- _ENTRIES SHOWN_
● ● ●

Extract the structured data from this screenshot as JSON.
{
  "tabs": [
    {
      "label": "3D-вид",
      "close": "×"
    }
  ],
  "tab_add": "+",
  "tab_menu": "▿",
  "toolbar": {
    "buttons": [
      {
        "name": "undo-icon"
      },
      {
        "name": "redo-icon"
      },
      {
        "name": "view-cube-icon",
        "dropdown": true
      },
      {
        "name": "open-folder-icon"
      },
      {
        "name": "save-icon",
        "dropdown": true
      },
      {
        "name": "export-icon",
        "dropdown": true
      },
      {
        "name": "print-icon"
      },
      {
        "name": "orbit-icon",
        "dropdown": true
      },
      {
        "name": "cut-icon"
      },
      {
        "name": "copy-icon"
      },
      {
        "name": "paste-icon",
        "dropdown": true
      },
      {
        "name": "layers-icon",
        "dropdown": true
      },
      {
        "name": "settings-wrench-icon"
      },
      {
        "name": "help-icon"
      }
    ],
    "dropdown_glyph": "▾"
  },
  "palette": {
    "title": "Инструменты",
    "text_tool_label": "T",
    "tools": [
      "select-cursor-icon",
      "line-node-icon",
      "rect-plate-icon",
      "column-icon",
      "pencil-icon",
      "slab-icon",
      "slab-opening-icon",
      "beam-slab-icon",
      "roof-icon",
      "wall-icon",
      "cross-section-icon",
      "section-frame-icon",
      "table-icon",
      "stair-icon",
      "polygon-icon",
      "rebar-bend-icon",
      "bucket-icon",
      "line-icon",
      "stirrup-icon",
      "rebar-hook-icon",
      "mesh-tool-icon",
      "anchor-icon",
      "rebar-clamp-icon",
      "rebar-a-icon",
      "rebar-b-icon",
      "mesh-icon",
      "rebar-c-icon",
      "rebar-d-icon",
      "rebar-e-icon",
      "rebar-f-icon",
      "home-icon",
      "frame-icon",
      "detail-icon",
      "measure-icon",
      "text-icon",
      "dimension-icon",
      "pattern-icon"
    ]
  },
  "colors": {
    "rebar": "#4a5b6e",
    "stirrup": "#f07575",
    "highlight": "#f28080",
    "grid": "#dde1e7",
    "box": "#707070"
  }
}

● ● ●

- _GIVEN PROBLEM_
Search the entries for the word "slab", then list each line that holds it.

- _SOLUTION FOR THIS EXERCISE_
      "slab-icon",
      "slab-opening-icon",
      "beam-slab-icon",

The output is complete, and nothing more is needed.